- **Structured figure records**
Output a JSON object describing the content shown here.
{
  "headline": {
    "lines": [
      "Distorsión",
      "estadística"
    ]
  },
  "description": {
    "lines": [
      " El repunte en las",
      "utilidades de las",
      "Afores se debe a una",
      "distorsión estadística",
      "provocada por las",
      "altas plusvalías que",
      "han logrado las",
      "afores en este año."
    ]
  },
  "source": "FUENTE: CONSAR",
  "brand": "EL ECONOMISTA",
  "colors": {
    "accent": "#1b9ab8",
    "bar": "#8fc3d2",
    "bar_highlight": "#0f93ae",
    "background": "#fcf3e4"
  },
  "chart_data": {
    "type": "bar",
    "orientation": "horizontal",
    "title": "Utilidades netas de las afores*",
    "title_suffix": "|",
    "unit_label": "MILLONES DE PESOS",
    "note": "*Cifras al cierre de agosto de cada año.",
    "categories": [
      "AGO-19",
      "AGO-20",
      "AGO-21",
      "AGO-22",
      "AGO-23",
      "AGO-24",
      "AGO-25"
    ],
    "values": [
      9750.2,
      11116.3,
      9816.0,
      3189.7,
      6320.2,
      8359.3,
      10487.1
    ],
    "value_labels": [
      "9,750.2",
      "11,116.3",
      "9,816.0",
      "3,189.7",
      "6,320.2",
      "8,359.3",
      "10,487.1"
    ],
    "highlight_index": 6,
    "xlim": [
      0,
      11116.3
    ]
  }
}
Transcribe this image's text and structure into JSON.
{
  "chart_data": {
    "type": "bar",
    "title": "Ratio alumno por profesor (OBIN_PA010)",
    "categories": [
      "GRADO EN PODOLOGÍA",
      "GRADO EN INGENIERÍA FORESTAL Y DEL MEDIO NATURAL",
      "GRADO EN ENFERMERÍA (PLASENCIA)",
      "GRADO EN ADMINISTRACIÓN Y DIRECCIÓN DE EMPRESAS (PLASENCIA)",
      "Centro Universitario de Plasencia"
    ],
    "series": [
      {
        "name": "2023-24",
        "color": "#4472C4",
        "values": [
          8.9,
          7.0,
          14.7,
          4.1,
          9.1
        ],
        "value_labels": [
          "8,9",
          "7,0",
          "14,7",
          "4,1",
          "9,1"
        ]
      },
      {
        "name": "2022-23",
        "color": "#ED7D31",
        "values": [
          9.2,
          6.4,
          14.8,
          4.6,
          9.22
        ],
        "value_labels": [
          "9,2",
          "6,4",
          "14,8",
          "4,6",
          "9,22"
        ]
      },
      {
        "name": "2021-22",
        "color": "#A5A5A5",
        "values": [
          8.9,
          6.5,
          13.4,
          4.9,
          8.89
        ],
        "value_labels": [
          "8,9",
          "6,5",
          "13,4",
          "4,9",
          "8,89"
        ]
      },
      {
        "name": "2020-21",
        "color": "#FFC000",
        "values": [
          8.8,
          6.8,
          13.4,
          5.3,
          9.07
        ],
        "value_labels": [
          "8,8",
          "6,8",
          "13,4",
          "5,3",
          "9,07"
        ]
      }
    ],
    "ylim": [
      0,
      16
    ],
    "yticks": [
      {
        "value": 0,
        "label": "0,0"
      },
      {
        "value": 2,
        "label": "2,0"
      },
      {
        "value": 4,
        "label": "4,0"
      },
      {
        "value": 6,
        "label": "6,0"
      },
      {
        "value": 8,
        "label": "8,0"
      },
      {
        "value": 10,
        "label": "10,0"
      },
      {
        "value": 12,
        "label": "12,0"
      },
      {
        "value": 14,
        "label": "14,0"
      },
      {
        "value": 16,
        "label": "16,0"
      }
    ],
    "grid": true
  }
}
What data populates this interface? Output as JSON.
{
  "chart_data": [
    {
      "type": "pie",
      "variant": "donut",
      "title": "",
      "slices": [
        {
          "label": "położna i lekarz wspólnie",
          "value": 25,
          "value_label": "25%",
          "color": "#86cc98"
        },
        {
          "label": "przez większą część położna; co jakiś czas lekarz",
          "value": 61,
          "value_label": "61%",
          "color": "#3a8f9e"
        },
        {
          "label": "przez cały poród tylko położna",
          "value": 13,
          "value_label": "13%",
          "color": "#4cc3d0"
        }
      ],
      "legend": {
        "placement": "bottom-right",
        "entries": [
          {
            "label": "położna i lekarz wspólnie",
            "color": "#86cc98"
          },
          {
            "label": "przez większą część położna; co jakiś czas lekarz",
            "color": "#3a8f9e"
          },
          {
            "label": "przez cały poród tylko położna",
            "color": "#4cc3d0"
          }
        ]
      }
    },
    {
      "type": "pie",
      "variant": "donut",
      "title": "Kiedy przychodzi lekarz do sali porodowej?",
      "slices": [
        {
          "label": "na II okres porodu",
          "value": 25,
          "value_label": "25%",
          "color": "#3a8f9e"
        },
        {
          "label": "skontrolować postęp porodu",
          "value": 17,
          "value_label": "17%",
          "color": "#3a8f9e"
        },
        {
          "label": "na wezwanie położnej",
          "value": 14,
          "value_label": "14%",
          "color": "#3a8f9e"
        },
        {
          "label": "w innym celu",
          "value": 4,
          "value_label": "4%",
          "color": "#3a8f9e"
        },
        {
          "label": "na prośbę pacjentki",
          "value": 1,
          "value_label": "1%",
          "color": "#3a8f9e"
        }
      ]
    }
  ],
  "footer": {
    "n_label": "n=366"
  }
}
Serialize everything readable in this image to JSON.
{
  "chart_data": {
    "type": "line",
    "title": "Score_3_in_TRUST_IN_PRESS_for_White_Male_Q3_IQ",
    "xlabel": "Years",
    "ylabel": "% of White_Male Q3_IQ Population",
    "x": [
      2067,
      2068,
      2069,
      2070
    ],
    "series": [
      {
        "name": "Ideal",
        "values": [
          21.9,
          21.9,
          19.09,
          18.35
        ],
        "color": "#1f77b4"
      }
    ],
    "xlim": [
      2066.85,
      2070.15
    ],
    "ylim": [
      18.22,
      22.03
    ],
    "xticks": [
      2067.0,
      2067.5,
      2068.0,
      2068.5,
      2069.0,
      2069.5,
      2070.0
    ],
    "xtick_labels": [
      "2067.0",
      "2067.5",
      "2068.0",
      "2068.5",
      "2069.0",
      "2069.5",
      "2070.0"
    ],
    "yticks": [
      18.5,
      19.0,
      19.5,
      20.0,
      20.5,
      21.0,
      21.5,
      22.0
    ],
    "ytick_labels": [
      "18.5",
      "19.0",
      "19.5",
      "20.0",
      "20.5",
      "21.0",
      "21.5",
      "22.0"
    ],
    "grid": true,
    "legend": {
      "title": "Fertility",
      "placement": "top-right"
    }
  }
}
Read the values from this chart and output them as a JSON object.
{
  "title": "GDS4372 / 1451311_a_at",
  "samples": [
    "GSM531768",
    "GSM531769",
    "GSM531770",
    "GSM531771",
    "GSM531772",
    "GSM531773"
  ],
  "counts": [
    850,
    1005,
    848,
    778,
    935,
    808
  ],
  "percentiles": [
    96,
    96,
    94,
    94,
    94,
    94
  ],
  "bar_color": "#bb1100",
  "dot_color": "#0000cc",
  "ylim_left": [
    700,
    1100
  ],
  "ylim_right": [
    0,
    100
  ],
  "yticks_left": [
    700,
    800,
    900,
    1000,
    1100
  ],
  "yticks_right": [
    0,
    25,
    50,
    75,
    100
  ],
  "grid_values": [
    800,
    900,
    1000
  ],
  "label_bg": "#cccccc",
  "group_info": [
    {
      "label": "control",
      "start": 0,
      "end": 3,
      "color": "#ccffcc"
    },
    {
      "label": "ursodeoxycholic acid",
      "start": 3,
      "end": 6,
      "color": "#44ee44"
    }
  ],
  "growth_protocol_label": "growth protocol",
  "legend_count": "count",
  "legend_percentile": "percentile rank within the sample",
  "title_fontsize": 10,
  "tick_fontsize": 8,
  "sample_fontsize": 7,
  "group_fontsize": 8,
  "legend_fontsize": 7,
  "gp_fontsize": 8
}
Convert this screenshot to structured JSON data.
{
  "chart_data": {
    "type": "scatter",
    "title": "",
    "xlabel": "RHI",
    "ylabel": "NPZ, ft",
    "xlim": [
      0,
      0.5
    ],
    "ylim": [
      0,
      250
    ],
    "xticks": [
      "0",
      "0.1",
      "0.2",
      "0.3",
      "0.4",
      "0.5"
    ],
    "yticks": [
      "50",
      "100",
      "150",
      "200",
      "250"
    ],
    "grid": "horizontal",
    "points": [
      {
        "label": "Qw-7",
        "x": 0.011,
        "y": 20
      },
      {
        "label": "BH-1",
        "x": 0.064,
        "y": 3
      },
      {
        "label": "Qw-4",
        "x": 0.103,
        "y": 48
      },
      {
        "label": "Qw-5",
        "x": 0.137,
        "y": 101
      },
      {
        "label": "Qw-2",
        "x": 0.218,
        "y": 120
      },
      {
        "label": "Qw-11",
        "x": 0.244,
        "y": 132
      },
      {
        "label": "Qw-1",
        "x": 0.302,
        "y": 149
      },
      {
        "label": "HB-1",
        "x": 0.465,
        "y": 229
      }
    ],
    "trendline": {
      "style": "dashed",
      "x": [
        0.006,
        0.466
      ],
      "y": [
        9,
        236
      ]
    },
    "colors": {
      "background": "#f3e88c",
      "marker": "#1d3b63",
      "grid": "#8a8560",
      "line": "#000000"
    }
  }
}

- **The exercise**
Report the number of lines above containing the word "estadística", with no other text.

- **Solution for this exercise**
2